What needs to be done:
Show only lines that include "البخاري".

Material for this exercise:
********
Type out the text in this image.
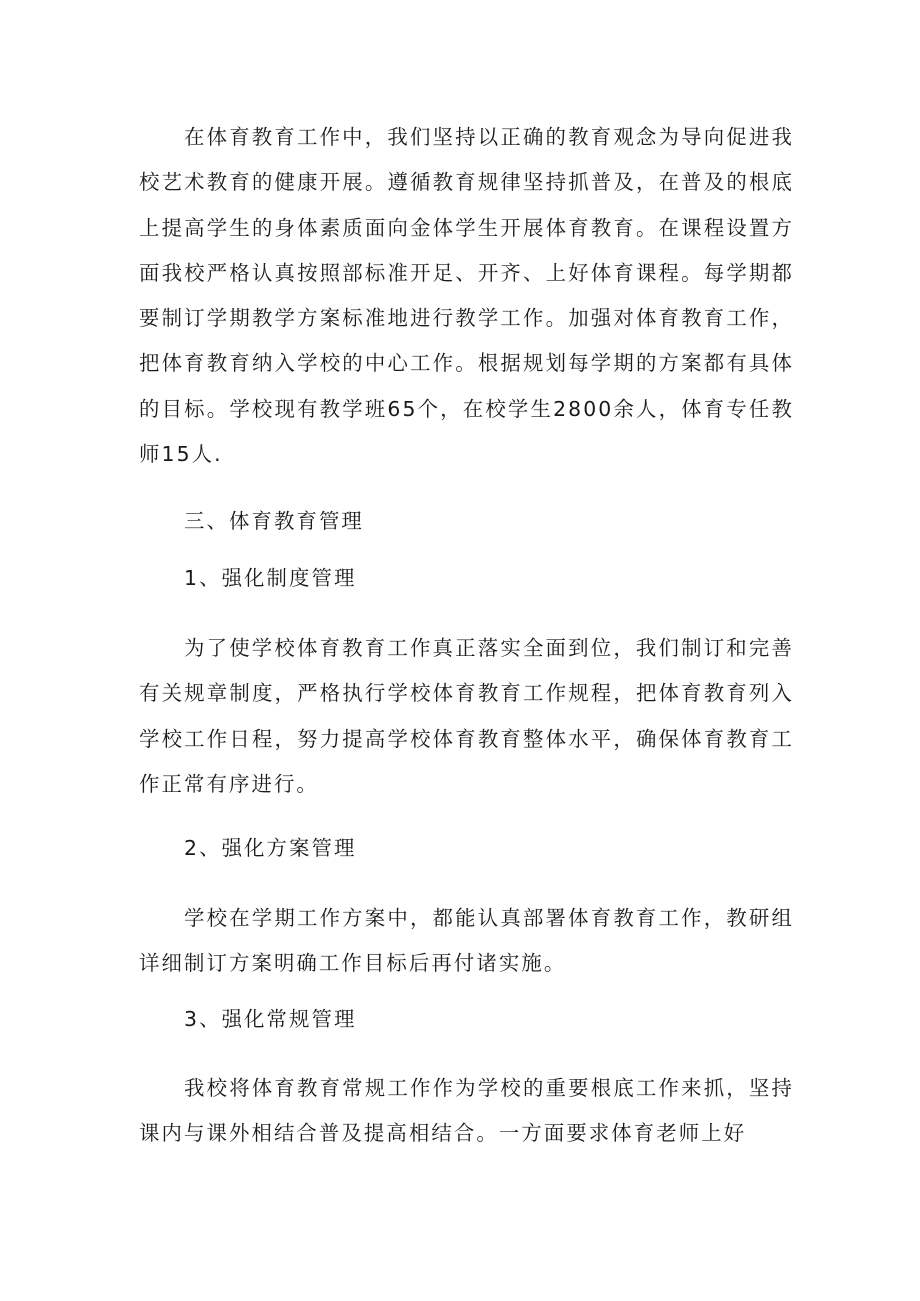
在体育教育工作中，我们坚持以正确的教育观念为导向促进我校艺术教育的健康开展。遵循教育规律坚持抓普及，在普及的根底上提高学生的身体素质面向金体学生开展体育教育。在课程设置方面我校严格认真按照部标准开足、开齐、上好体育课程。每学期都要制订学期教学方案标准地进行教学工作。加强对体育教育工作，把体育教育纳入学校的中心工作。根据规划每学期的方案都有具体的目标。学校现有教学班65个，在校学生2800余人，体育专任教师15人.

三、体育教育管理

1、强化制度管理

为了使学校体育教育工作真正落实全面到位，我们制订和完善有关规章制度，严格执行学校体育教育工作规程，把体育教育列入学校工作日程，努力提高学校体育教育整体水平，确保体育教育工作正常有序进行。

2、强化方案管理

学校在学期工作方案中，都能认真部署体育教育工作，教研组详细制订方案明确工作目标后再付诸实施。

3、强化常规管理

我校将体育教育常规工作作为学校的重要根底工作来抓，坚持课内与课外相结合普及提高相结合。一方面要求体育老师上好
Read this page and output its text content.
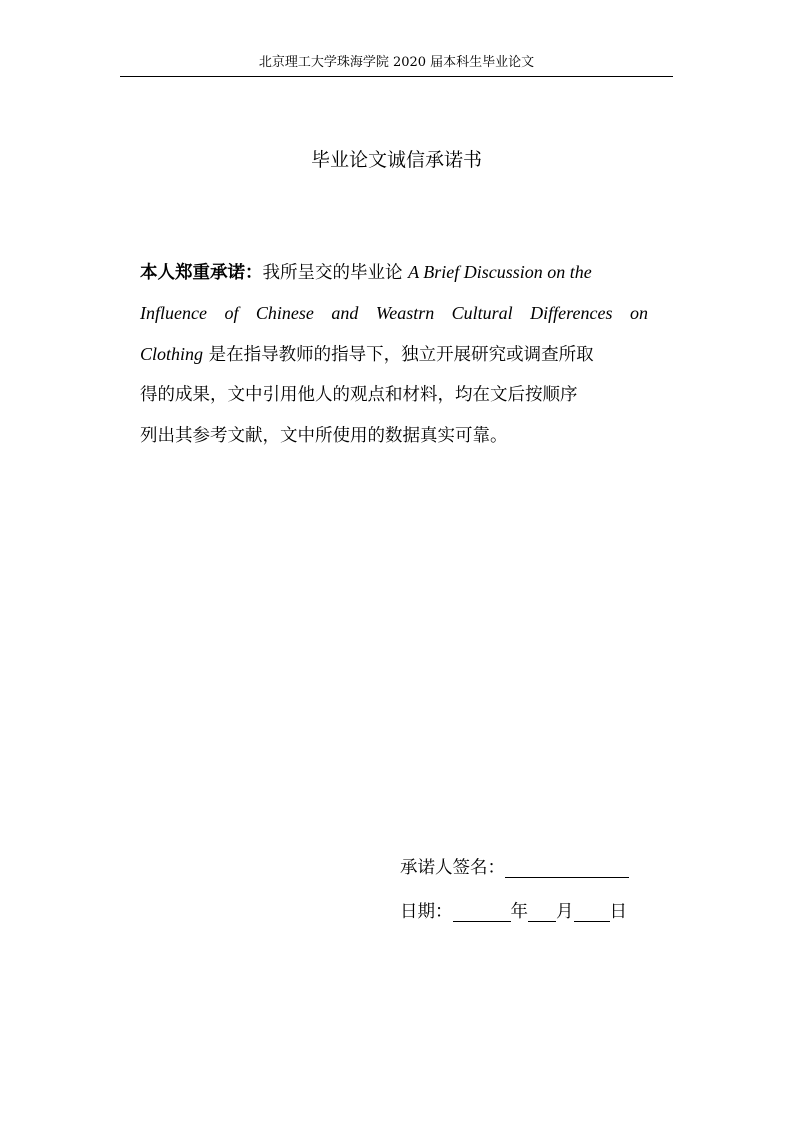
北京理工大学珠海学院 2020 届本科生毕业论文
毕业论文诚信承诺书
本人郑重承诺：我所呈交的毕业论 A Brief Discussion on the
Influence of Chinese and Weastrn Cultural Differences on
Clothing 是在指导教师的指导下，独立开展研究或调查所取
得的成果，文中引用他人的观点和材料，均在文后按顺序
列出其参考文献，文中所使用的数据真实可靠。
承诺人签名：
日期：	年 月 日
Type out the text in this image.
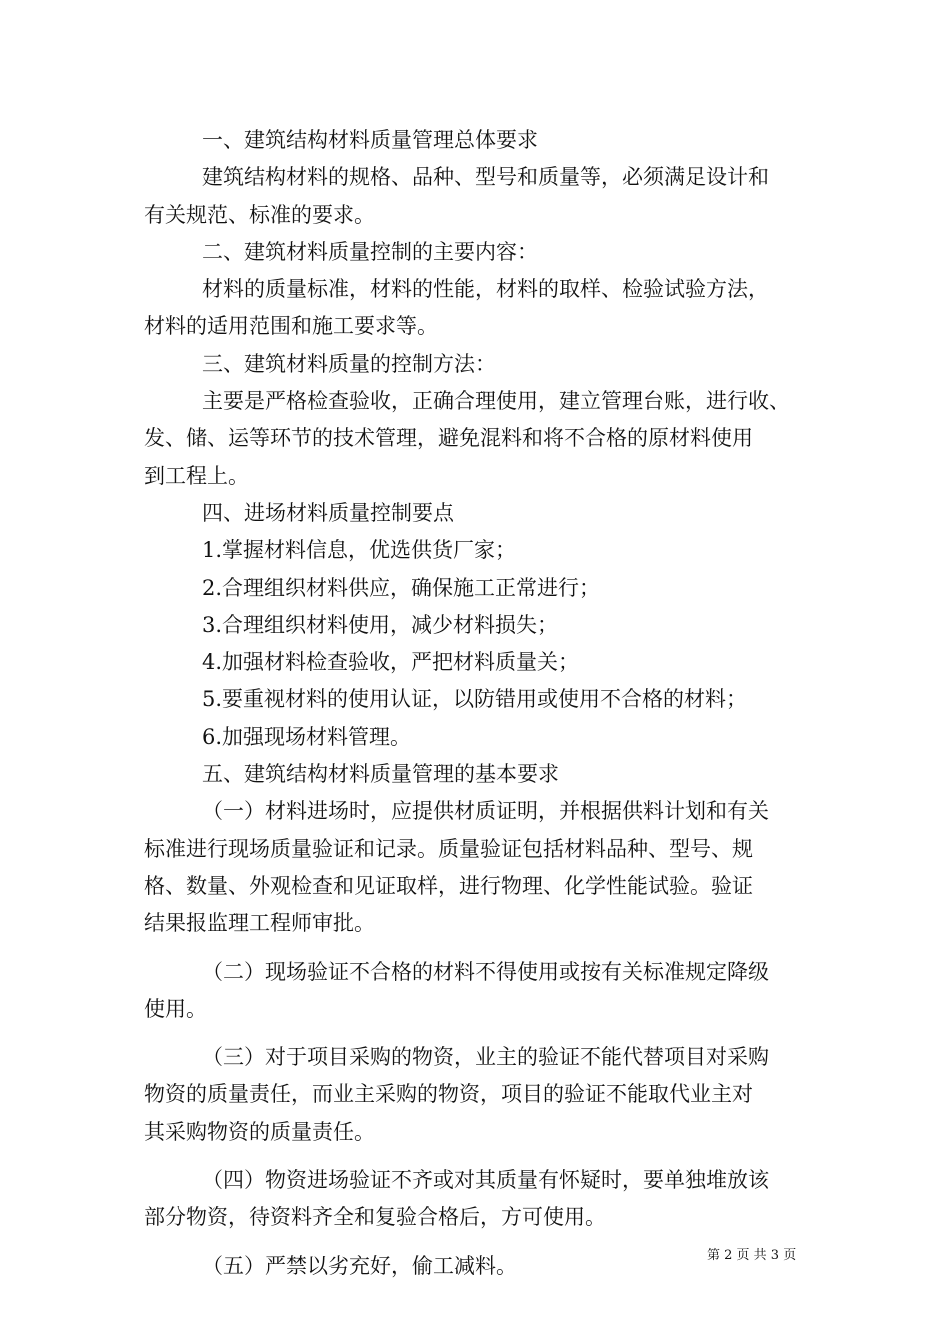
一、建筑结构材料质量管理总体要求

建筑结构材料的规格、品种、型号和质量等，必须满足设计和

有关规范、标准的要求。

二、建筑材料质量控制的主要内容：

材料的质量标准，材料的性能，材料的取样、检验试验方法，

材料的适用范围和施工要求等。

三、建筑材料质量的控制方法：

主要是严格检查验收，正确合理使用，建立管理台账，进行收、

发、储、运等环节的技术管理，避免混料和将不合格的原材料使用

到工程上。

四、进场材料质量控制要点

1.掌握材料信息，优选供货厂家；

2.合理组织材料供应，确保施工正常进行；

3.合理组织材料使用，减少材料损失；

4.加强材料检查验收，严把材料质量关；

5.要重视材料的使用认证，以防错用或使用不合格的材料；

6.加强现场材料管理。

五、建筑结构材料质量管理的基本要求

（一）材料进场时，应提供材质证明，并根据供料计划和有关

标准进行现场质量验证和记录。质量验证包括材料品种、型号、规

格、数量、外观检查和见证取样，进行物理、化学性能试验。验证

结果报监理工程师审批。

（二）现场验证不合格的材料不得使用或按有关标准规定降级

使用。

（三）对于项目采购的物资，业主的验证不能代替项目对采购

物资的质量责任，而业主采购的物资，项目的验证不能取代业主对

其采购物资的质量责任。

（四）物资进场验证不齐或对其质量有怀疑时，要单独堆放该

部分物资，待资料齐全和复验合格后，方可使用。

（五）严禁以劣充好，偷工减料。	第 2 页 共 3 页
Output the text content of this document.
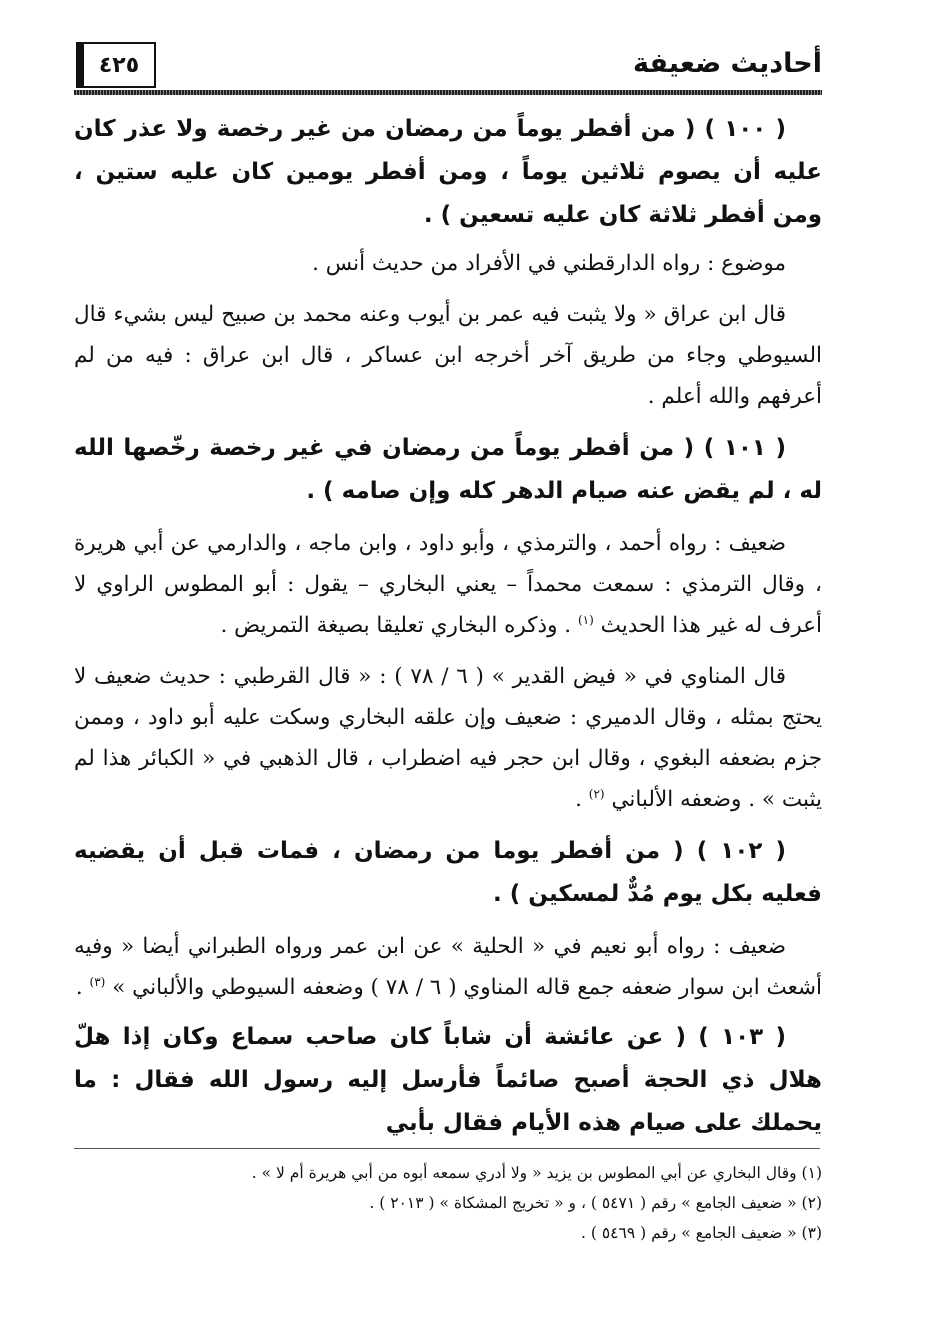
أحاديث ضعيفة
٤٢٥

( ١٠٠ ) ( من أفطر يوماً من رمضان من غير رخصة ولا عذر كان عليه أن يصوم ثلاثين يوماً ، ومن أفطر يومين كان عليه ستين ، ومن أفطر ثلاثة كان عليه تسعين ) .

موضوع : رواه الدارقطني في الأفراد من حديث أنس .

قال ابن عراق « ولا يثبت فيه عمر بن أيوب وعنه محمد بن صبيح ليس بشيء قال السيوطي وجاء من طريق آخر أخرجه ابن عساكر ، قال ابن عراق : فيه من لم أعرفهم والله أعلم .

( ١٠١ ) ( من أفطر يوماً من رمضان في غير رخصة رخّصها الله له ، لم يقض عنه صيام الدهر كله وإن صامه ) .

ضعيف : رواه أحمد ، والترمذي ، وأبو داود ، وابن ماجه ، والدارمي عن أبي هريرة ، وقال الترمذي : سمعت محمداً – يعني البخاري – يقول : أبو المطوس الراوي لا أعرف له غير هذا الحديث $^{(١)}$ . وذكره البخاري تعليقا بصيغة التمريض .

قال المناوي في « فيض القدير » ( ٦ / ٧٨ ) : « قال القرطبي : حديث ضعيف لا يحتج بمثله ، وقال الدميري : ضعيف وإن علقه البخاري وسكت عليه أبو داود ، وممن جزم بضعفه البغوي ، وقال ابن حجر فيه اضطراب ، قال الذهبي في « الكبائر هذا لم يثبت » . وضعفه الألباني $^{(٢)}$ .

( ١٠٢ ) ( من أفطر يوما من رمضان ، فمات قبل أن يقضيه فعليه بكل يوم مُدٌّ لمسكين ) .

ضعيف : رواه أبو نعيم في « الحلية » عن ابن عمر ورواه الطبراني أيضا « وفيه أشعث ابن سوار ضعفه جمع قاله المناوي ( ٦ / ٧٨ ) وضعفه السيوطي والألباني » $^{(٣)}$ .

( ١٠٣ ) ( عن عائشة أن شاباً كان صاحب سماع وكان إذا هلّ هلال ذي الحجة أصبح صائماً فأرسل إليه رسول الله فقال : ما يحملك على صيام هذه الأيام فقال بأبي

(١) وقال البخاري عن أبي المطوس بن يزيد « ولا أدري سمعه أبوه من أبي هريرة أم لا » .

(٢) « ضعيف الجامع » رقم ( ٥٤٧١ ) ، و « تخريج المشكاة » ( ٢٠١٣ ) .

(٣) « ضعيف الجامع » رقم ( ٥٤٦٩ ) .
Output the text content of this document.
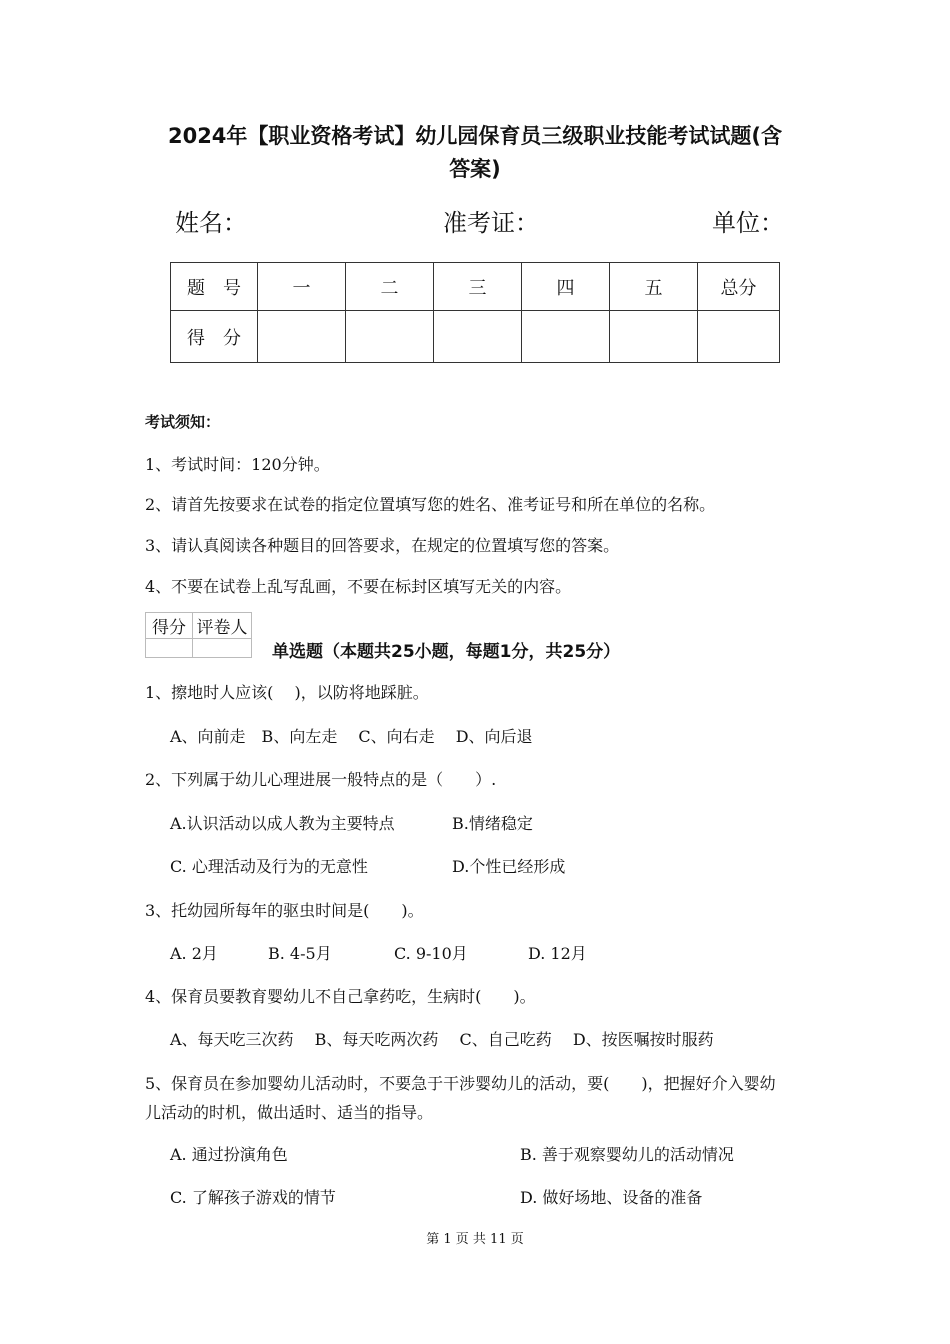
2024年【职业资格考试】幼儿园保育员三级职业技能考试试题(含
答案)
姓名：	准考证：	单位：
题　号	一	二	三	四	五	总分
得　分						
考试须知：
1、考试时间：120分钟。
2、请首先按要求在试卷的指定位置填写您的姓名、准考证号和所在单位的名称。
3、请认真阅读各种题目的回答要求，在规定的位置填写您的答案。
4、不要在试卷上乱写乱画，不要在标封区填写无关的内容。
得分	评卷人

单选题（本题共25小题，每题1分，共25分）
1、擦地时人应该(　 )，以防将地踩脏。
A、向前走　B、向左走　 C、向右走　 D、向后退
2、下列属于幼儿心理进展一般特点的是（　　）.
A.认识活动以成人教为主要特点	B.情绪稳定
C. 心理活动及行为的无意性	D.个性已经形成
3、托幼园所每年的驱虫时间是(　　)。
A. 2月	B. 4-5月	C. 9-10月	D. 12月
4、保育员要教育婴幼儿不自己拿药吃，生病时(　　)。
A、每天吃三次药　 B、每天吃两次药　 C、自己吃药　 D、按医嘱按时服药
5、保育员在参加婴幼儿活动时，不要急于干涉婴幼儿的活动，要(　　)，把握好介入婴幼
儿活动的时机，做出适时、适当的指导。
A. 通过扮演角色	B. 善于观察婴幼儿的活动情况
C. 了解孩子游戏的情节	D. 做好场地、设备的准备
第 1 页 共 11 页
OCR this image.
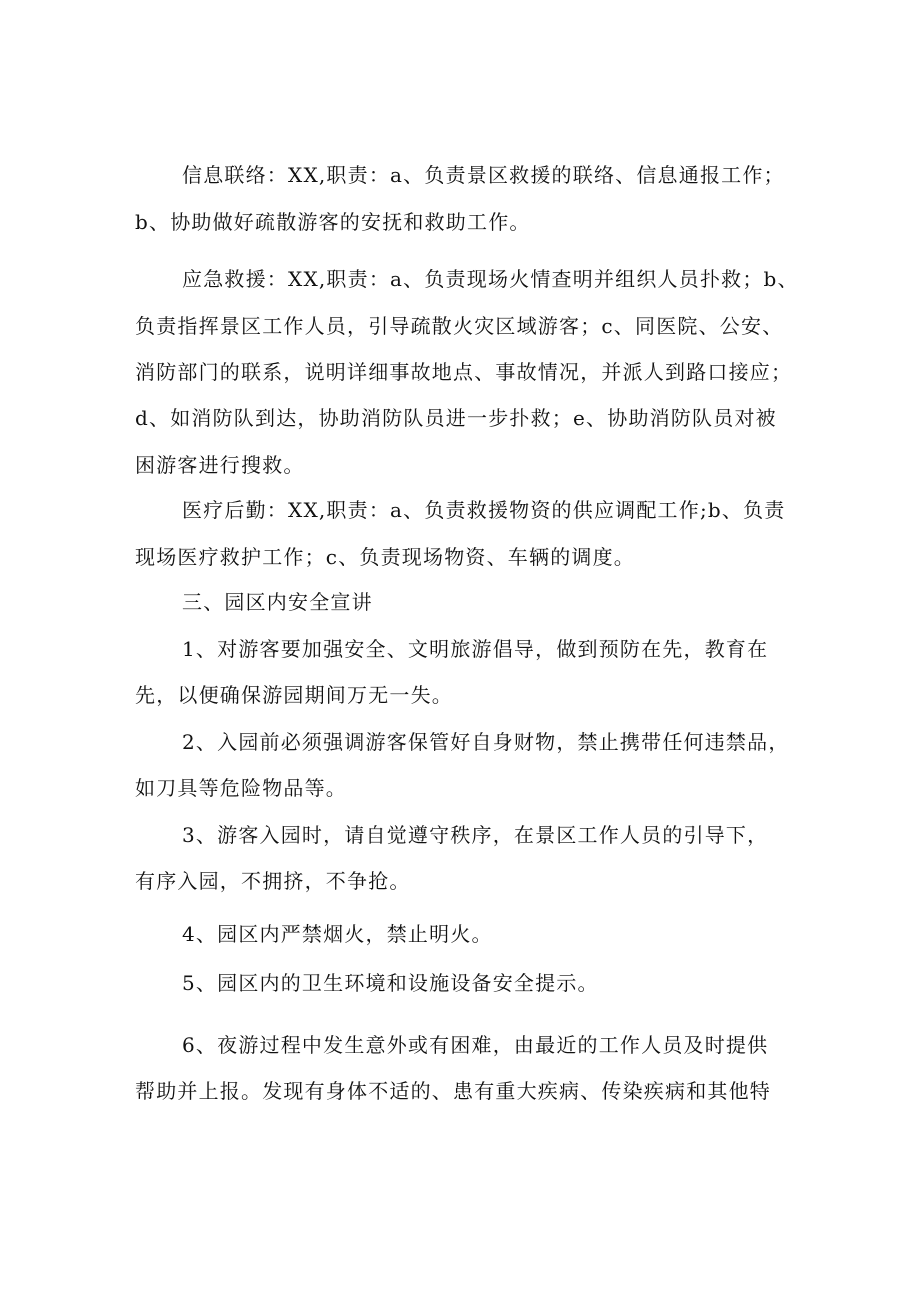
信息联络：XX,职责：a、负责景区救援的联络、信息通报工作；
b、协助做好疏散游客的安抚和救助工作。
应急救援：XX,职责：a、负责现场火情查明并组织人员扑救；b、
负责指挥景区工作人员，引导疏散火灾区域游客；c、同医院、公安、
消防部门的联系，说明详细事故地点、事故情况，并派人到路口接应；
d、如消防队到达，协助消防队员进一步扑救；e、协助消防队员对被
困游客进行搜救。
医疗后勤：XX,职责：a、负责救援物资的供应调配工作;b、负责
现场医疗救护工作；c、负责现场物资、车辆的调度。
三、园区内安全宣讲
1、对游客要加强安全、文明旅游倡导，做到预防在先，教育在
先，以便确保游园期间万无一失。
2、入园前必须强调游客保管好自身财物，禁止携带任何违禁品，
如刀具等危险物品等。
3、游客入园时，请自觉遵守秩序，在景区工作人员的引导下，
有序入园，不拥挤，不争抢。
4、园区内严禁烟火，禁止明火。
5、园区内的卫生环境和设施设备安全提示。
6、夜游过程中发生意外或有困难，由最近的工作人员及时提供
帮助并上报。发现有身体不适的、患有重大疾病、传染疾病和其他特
********
Task result:
ضعيف : رواه أحمد ، والترمذي ، وأبو داود ، وابن ماجه ، والدارمي عن أبي هريرة ، وقال الترمذي : سمعت محمداً – يعني البخاري – يقول : أبو المطوس الراوي لا أعرف له غير هذا الحديث $^{(١)}$ . وذكره البخاري تعليقا بصيغة التمريض .
قال المناوي في « فيض القدير » ( ٦ / ٧٨ ) : « قال القرطبي : حديث ضعيف لا يحتج بمثله ، وقال الدميري : ضعيف وإن علقه البخاري وسكت عليه أبو داود ، وممن جزم بضعفه البغوي ، وقال ابن حجر فيه اضطراب ، قال الذهبي في « الكبائر هذا لم يثبت » . وضعفه الألباني $^{(٢)}$ .
(١) وقال البخاري عن أبي المطوس بن يزيد « ولا أدري سمعه أبوه من أبي هريرة أم لا » .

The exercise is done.